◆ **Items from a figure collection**
________________________

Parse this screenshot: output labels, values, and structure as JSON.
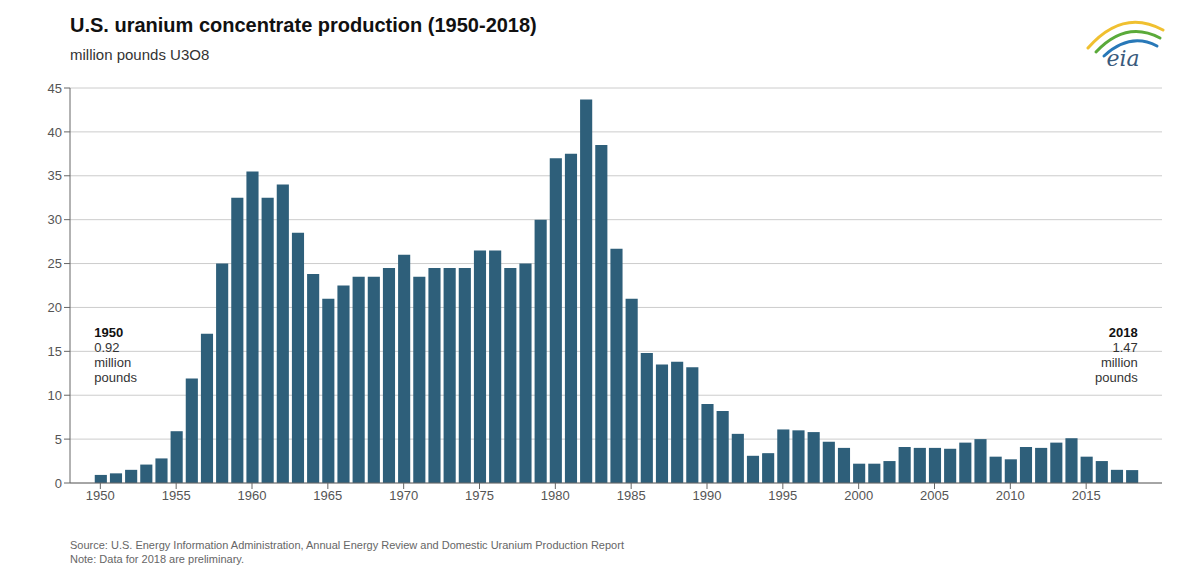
{
  "chart_data": {
    "type": "bar",
    "title": "U.S. uranium concentrate production (1950-2018)",
    "subtitle": "million pounds U3O8",
    "x": [
      1950,
      1951,
      1952,
      1953,
      1954,
      1955,
      1956,
      1957,
      1958,
      1959,
      1960,
      1961,
      1962,
      1963,
      1964,
      1965,
      1966,
      1967,
      1968,
      1969,
      1970,
      1971,
      1972,
      1973,
      1974,
      1975,
      1976,
      1977,
      1978,
      1979,
      1980,
      1981,
      1982,
      1983,
      1984,
      1985,
      1986,
      1987,
      1988,
      1989,
      1990,
      1991,
      1992,
      1993,
      1994,
      1995,
      1996,
      1997,
      1998,
      1999,
      2000,
      2001,
      2002,
      2003,
      2004,
      2005,
      2006,
      2007,
      2008,
      2009,
      2010,
      2011,
      2012,
      2013,
      2014,
      2015,
      2016,
      2017,
      2018
    ],
    "values": [
      0.92,
      1.1,
      1.5,
      2.1,
      2.8,
      5.9,
      11.9,
      17.0,
      25.0,
      32.5,
      35.5,
      32.5,
      34.0,
      28.5,
      23.8,
      21.0,
      22.5,
      23.5,
      23.5,
      24.5,
      26.0,
      23.5,
      24.5,
      24.5,
      24.5,
      26.5,
      26.5,
      24.5,
      25.0,
      30.0,
      37.0,
      37.5,
      43.7,
      38.5,
      26.7,
      21.0,
      14.8,
      13.5,
      13.8,
      13.2,
      9.0,
      8.2,
      5.6,
      3.1,
      3.4,
      6.1,
      6.0,
      5.8,
      4.7,
      4.0,
      2.2,
      2.2,
      2.5,
      4.1,
      4.0,
      4.0,
      3.9,
      4.6,
      5.0,
      3.0,
      2.7,
      4.1,
      4.0,
      4.6,
      5.1,
      3.0,
      2.5,
      1.5,
      1.47
    ],
    "color": "#2e5f7a",
    "xlim": [
      1948,
      2020
    ],
    "xticks": [
      1950,
      1955,
      1960,
      1965,
      1970,
      1975,
      1980,
      1985,
      1990,
      1995,
      2000,
      2005,
      2010,
      2015
    ],
    "ylim": [
      0,
      45
    ],
    "yticks": [
      0,
      5,
      10,
      15,
      20,
      25,
      30,
      35,
      40,
      45
    ],
    "grid": true,
    "annotations": [
      {
        "x": 1950,
        "value": 0.92,
        "text": "million\npounds"
      },
      {
        "x": 2018,
        "value": 1.47,
        "text": "million\npounds"
      },
      {
        "text": "eia"
      }
    ],
    "source": "Source: U.S. Energy Information Administration, Annual Energy Review and Domestic Uranium Production Report\nNote: Data for 2018 are preliminary."
  }
}
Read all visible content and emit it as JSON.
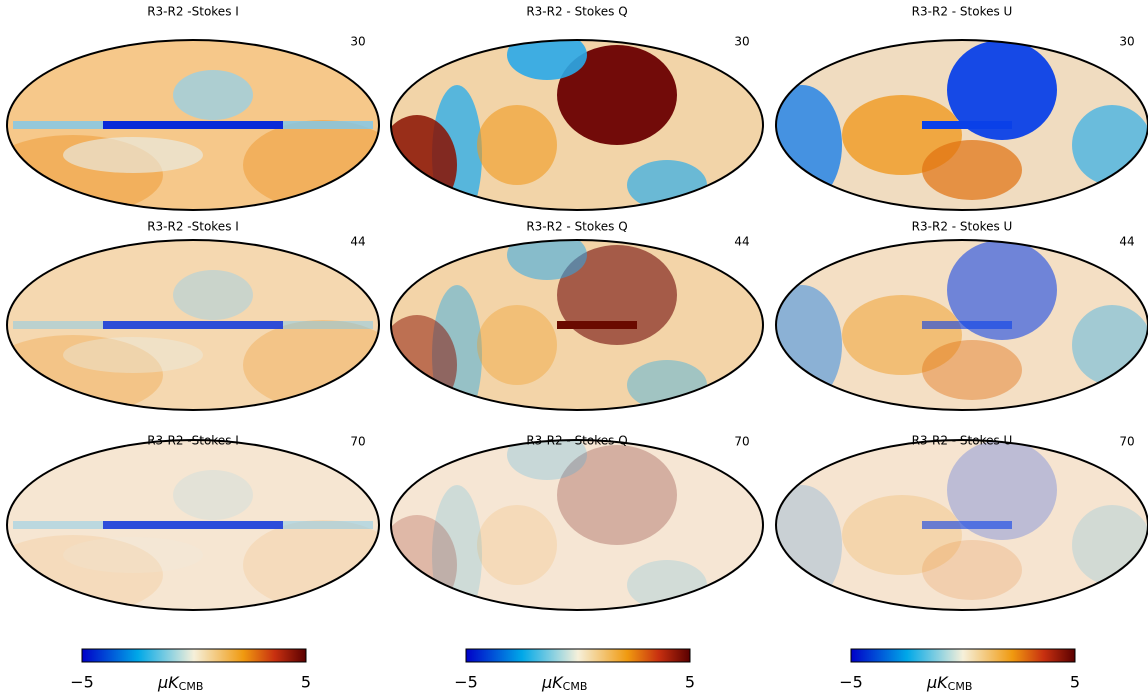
{
  "panels": [
    {
      "title": "R3-R2 -Stokes I",
      "frequency": "30"
    },
    {
      "title": "R3-R2 - Stokes Q",
      "frequency": "30"
    },
    {
      "title": "R3-R2 - Stokes U",
      "frequency": "30"
    },
    {
      "title": "R3-R2 -Stokes I",
      "frequency": "44"
    },
    {
      "title": "R3-R2 - Stokes Q",
      "frequency": "44"
    },
    {
      "title": "R3-R2 - Stokes U",
      "frequency": "44"
    },
    {
      "title": "R3-R2 -Stokes I",
      "frequency": "70"
    },
    {
      "title": "R3-R2 - Stokes Q",
      "frequency": "70"
    },
    {
      "title": "R3-R2 - Stokes U",
      "frequency": "70"
    }
  ],
  "colorbars": [
    {
      "min_label": "−5",
      "max_label": "5",
      "unit": "μK",
      "unit_subscript": "CMB"
    },
    {
      "min_label": "−5",
      "max_label": "5",
      "unit": "μK",
      "unit_subscript": "CMB"
    },
    {
      "min_label": "−5",
      "max_label": "5",
      "unit": "μK",
      "unit_subscript": "CMB"
    }
  ]
}
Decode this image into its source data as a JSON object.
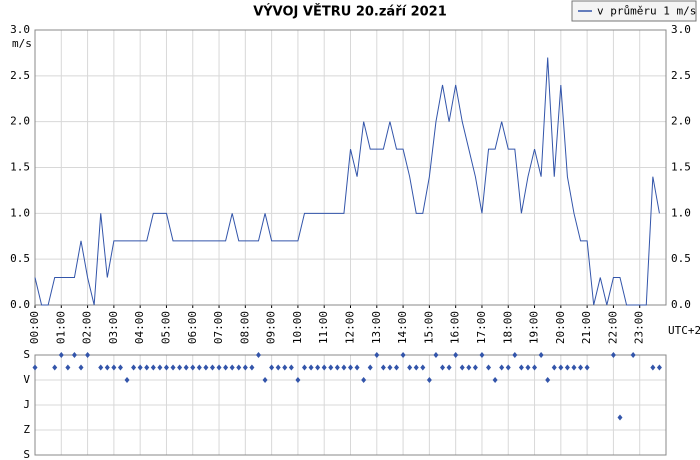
{
  "chart_data": [
    {
      "type": "line",
      "title": "VÝVOJ VĚTRU  20.září 2021",
      "y_label": "m/s",
      "x_label": "UTC+2",
      "x": [
        0,
        0.25,
        0.5,
        0.75,
        1,
        1.25,
        1.5,
        1.75,
        2,
        2.25,
        2.5,
        2.75,
        3,
        3.25,
        3.5,
        3.75,
        4,
        4.25,
        4.5,
        4.75,
        5,
        5.25,
        5.5,
        5.75,
        6,
        6.25,
        6.5,
        6.75,
        7,
        7.25,
        7.5,
        7.75,
        8,
        8.25,
        8.5,
        8.75,
        9,
        9.25,
        9.5,
        9.75,
        10,
        10.25,
        10.5,
        10.75,
        11,
        11.25,
        11.5,
        11.75,
        12,
        12.25,
        12.5,
        12.75,
        13,
        13.25,
        13.5,
        13.75,
        14,
        14.25,
        14.5,
        14.75,
        15,
        15.25,
        15.5,
        15.75,
        16,
        16.25,
        16.5,
        16.75,
        17,
        17.25,
        17.5,
        17.75,
        18,
        18.25,
        18.5,
        18.75,
        19,
        19.25,
        19.5,
        19.75,
        20,
        20.25,
        20.5,
        20.75,
        21,
        21.25,
        21.5,
        21.75,
        22,
        22.25,
        22.5,
        22.75,
        23,
        23.25,
        23.5,
        23.75
      ],
      "series": [
        {
          "name": "v průměru 1 m/s",
          "color": "#3355aa",
          "values": [
            0.3,
            0,
            0,
            0.3,
            0.3,
            0.3,
            0.3,
            0.7,
            0.3,
            0,
            1.0,
            0.3,
            0.7,
            0.7,
            0.7,
            0.7,
            0.7,
            0.7,
            1.0,
            1.0,
            1.0,
            0.7,
            0.7,
            0.7,
            0.7,
            0.7,
            0.7,
            0.7,
            0.7,
            0.7,
            1.0,
            0.7,
            0.7,
            0.7,
            0.7,
            1.0,
            0.7,
            0.7,
            0.7,
            0.7,
            0.7,
            1.0,
            1.0,
            1.0,
            1.0,
            1.0,
            1.0,
            1.0,
            1.7,
            1.4,
            2.0,
            1.7,
            1.7,
            1.7,
            2.0,
            1.7,
            1.7,
            1.4,
            1.0,
            1.0,
            1.4,
            2.0,
            2.4,
            2.0,
            2.4,
            2.0,
            1.7,
            1.4,
            1.0,
            1.7,
            1.7,
            2.0,
            1.7,
            1.7,
            1.0,
            1.4,
            1.7,
            1.4,
            2.7,
            1.4,
            2.4,
            1.4,
            1.0,
            0.7,
            0.7,
            0,
            0.3,
            0,
            0.3,
            0.3,
            0,
            0,
            0,
            0,
            1.4,
            1.0
          ]
        }
      ],
      "xlim": [
        0,
        24
      ],
      "xticks": [
        {
          "value": 0,
          "label": "00:00"
        },
        {
          "value": 1,
          "label": "01:00"
        },
        {
          "value": 2,
          "label": "02:00"
        },
        {
          "value": 3,
          "label": "03:00"
        },
        {
          "value": 4,
          "label": "04:00"
        },
        {
          "value": 5,
          "label": "05:00"
        },
        {
          "value": 6,
          "label": "06:00"
        },
        {
          "value": 7,
          "label": "07:00"
        },
        {
          "value": 8,
          "label": "08:00"
        },
        {
          "value": 9,
          "label": "09:00"
        },
        {
          "value": 10,
          "label": "10:00"
        },
        {
          "value": 11,
          "label": "11:00"
        },
        {
          "value": 12,
          "label": "12:00"
        },
        {
          "value": 13,
          "label": "13:00"
        },
        {
          "value": 14,
          "label": "14:00"
        },
        {
          "value": 15,
          "label": "15:00"
        },
        {
          "value": 16,
          "label": "16:00"
        },
        {
          "value": 17,
          "label": "17:00"
        },
        {
          "value": 18,
          "label": "18:00"
        },
        {
          "value": 19,
          "label": "19:00"
        },
        {
          "value": 20,
          "label": "20:00"
        },
        {
          "value": 21,
          "label": "21:00"
        },
        {
          "value": 22,
          "label": "22:00"
        },
        {
          "value": 23,
          "label": "23:00"
        }
      ],
      "ylim": [
        0,
        3
      ],
      "yticks": [
        {
          "value": 0,
          "label": "0.0"
        },
        0.5,
        {
          "value": 1,
          "label": "1.0"
        },
        1.5,
        {
          "value": 2,
          "label": "2.0"
        },
        2.5,
        {
          "value": 3,
          "label": "3.0"
        }
      ],
      "grid": true,
      "legend": "top-right"
    },
    {
      "type": "scatter",
      "color": "#3355aa",
      "x": [
        0,
        0.25,
        0.5,
        0.75,
        1,
        1.25,
        1.5,
        1.75,
        2,
        2.25,
        2.5,
        2.75,
        3,
        3.25,
        3.5,
        3.75,
        4,
        4.25,
        4.5,
        4.75,
        5,
        5.25,
        5.5,
        5.75,
        6,
        6.25,
        6.5,
        6.75,
        7,
        7.25,
        7.5,
        7.75,
        8,
        8.25,
        8.5,
        8.75,
        9,
        9.25,
        9.5,
        9.75,
        10,
        10.25,
        10.5,
        10.75,
        11,
        11.25,
        11.5,
        11.75,
        12,
        12.25,
        12.5,
        12.75,
        13,
        13.25,
        13.5,
        13.75,
        14,
        14.25,
        14.5,
        14.75,
        15,
        15.25,
        15.5,
        15.75,
        16,
        16.25,
        16.5,
        16.75,
        17,
        17.25,
        17.5,
        17.75,
        18,
        18.25,
        18.5,
        18.75,
        19,
        19.25,
        19.5,
        19.75,
        20,
        20.25,
        20.5,
        20.75,
        21,
        21.25,
        21.5,
        21.75,
        22,
        22.25,
        22.5,
        22.75,
        23,
        23.25,
        23.5,
        23.75
      ],
      "values": [
        45,
        null,
        null,
        45,
        0,
        45,
        0,
        45,
        0,
        null,
        45,
        45,
        45,
        45,
        90,
        45,
        45,
        45,
        45,
        45,
        45,
        45,
        45,
        45,
        45,
        45,
        45,
        45,
        45,
        45,
        45,
        45,
        45,
        45,
        0,
        90,
        45,
        45,
        45,
        45,
        90,
        45,
        45,
        45,
        45,
        45,
        45,
        45,
        45,
        45,
        90,
        45,
        0,
        45,
        45,
        45,
        0,
        45,
        45,
        45,
        90,
        0,
        45,
        45,
        0,
        45,
        45,
        45,
        0,
        45,
        90,
        45,
        45,
        0,
        45,
        45,
        45,
        0,
        90,
        45,
        45,
        45,
        45,
        45,
        45,
        null,
        null,
        null,
        0,
        225,
        null,
        0,
        null,
        null,
        45,
        45
      ],
      "xlim": [
        0,
        24
      ],
      "ylim": [
        0,
        360
      ],
      "yticks": [
        {
          "value": 0,
          "label": "S"
        },
        {
          "value": 90,
          "label": "V"
        },
        {
          "value": 180,
          "label": "J"
        },
        {
          "value": 270,
          "label": "Z"
        },
        {
          "value": 360,
          "label": "S"
        }
      ],
      "grid": true
    }
  ]
}
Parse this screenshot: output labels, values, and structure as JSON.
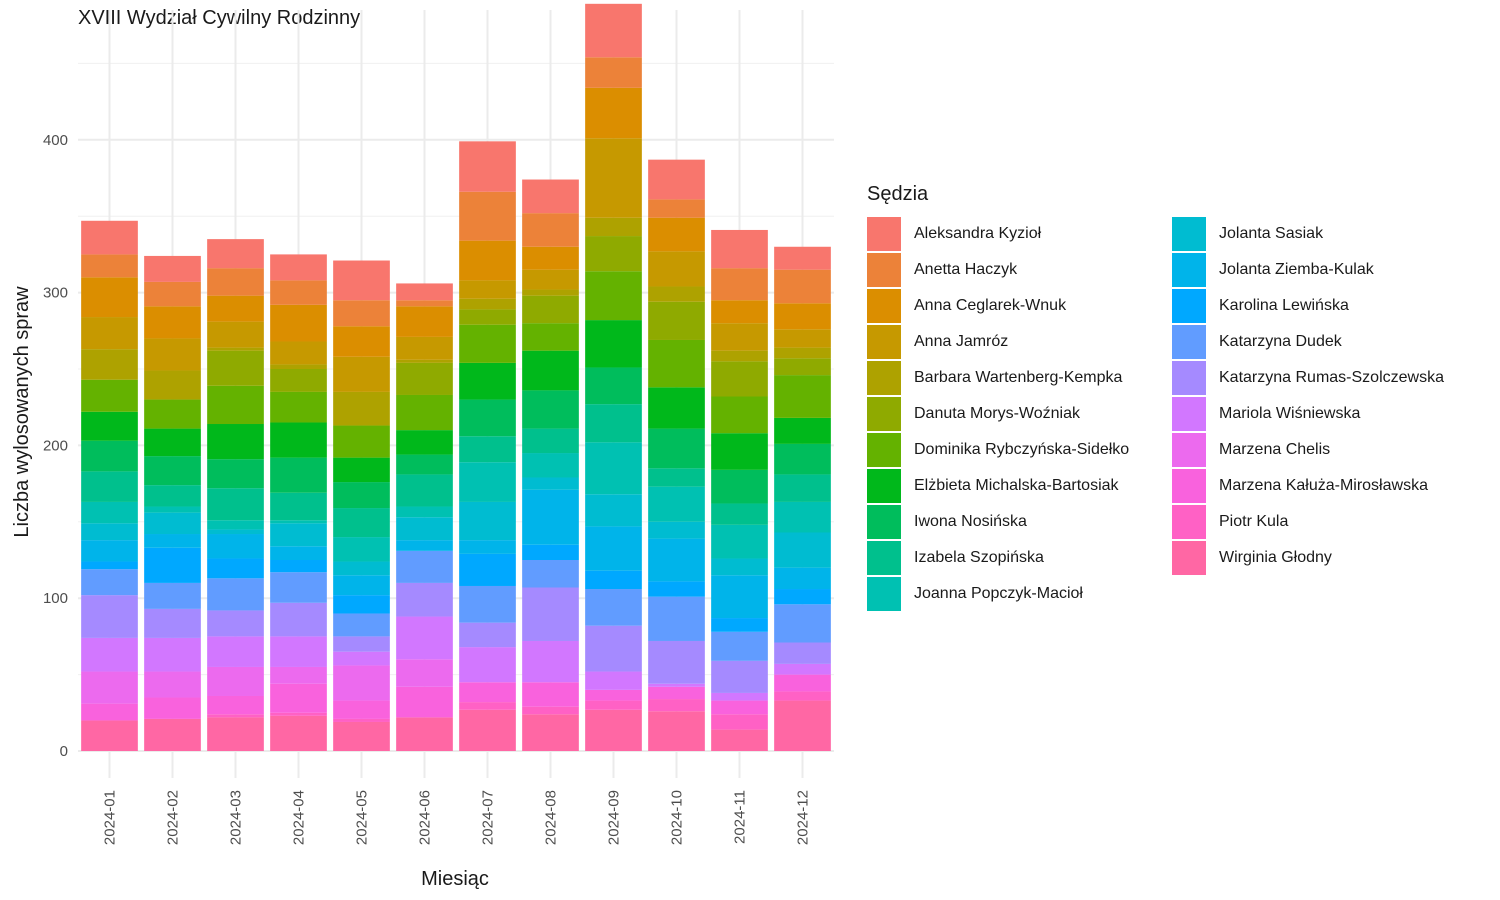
{
  "chart_data": {
    "type": "bar",
    "stacked": true,
    "title": "XVIII Wydział Cywilny Rodzinny",
    "xlabel": "Miesiąc",
    "ylabel": "Liczba wylosowanych spraw",
    "ylim": [
      0,
      480
    ],
    "yticks": [
      0,
      100,
      200,
      300,
      400
    ],
    "grid": true,
    "legend_title": "Sędzia",
    "legend_position": "right",
    "categories": [
      "2024-01",
      "2024-02",
      "2024-03",
      "2024-04",
      "2024-05",
      "2024-06",
      "2024-07",
      "2024-08",
      "2024-09",
      "2024-10",
      "2024-11",
      "2024-12"
    ],
    "series": [
      {
        "name": "Aleksandra Kyzioł",
        "color": "#F8766D",
        "values": [
          22,
          17,
          19,
          17,
          26,
          11,
          33,
          22,
          35,
          26,
          25,
          15
        ]
      },
      {
        "name": "Anetta Haczyk",
        "color": "#EC8239",
        "values": [
          15,
          16,
          18,
          16,
          17,
          4,
          32,
          22,
          20,
          12,
          21,
          22
        ]
      },
      {
        "name": "Anna Ceglarek-Wnuk",
        "color": "#DB8E00",
        "values": [
          26,
          21,
          17,
          24,
          20,
          20,
          26,
          15,
          33,
          22,
          15,
          17
        ]
      },
      {
        "name": "Anna Jamróz",
        "color": "#C69900",
        "values": [
          21,
          21,
          17,
          15,
          23,
          15,
          12,
          13,
          52,
          23,
          18,
          12
        ]
      },
      {
        "name": "Barbara Wartenberg-Kempka",
        "color": "#AEA200",
        "values": [
          20,
          19,
          2,
          3,
          22,
          2,
          7,
          4,
          12,
          10,
          7,
          7
        ]
      },
      {
        "name": "Danuta Morys-Woźniak",
        "color": "#8FAA00",
        "values": [
          0,
          0,
          23,
          15,
          0,
          21,
          10,
          18,
          23,
          25,
          23,
          11
        ]
      },
      {
        "name": "Dominika Rybczyńska-Sidełko",
        "color": "#64B200",
        "values": [
          21,
          19,
          25,
          20,
          21,
          23,
          25,
          18,
          32,
          31,
          24,
          28
        ]
      },
      {
        "name": "Elżbieta Michalska-Bartosiak",
        "color": "#00B81B",
        "values": [
          19,
          18,
          23,
          23,
          16,
          16,
          24,
          26,
          31,
          27,
          24,
          17
        ]
      },
      {
        "name": "Iwona Nosińska",
        "color": "#00BD5C",
        "values": [
          20,
          19,
          19,
          23,
          17,
          13,
          24,
          25,
          24,
          26,
          22,
          20
        ]
      },
      {
        "name": "Izabela Szopińska",
        "color": "#00C08D",
        "values": [
          20,
          14,
          21,
          18,
          19,
          21,
          17,
          16,
          25,
          12,
          14,
          18
        ]
      },
      {
        "name": "Joanna Popczyk-Macioł",
        "color": "#00C1B2",
        "values": [
          14,
          4,
          6,
          2,
          16,
          7,
          26,
          16,
          34,
          23,
          22,
          20
        ]
      },
      {
        "name": "Jolanta Sasiak",
        "color": "#00BCD1",
        "values": [
          11,
          14,
          3,
          15,
          9,
          15,
          25,
          8,
          21,
          11,
          11,
          23
        ]
      },
      {
        "name": "Jolanta Ziemba-Kulak",
        "color": "#00B4EA",
        "values": [
          14,
          9,
          16,
          9,
          13,
          7,
          9,
          36,
          29,
          28,
          28,
          14
        ]
      },
      {
        "name": "Karolina Lewińska",
        "color": "#00A8FF",
        "values": [
          5,
          23,
          13,
          8,
          12,
          0,
          21,
          10,
          12,
          10,
          9,
          10
        ]
      },
      {
        "name": "Katarzyna Dudek",
        "color": "#619CFF",
        "values": [
          17,
          17,
          21,
          20,
          15,
          21,
          24,
          18,
          24,
          29,
          19,
          25
        ]
      },
      {
        "name": "Katarzyna Rumas-Szolczewska",
        "color": "#A58AFF",
        "values": [
          28,
          19,
          17,
          22,
          10,
          22,
          16,
          35,
          30,
          28,
          21,
          14
        ]
      },
      {
        "name": "Mariola Wiśniewska",
        "color": "#D277FF",
        "values": [
          22,
          22,
          20,
          20,
          9,
          28,
          23,
          27,
          12,
          2,
          5,
          7
        ]
      },
      {
        "name": "Marzena Chelis",
        "color": "#EC6AEE",
        "values": [
          21,
          17,
          19,
          11,
          23,
          18,
          0,
          0,
          0,
          0,
          0,
          0
        ]
      },
      {
        "name": "Marzena Kałuża-Mirosławska",
        "color": "#F962DD",
        "values": [
          11,
          14,
          12,
          19,
          12,
          20,
          13,
          16,
          7,
          8,
          9,
          11
        ]
      },
      {
        "name": "Piotr Kula",
        "color": "#FF61C5",
        "values": [
          0,
          0,
          2,
          2,
          2,
          0,
          5,
          5,
          6,
          8,
          10,
          6
        ]
      },
      {
        "name": "Wirginia Głodny",
        "color": "#FF67A4",
        "values": [
          20,
          21,
          22,
          23,
          19,
          22,
          27,
          24,
          27,
          26,
          14,
          33
        ]
      }
    ]
  }
}
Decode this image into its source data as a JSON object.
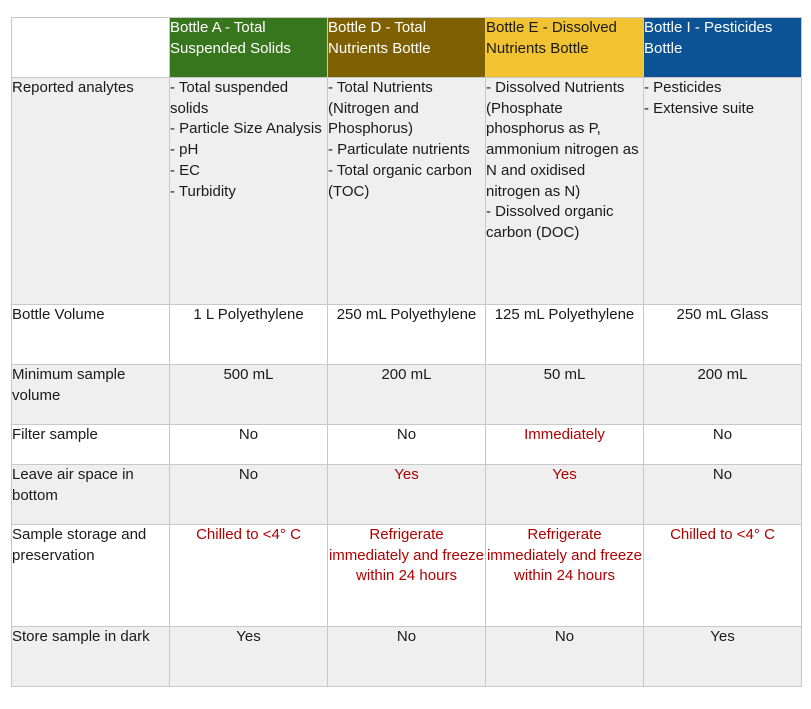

________________________

◆ **REQUIREMENTS**
Gather every line from the entries above where the word "type" appears, and copy them.

◆ **SOLUTION FOR THIS PROBLEM**
    "type": "bar",
      "type": "line",
      "type": "scatter",
    "type": "bar",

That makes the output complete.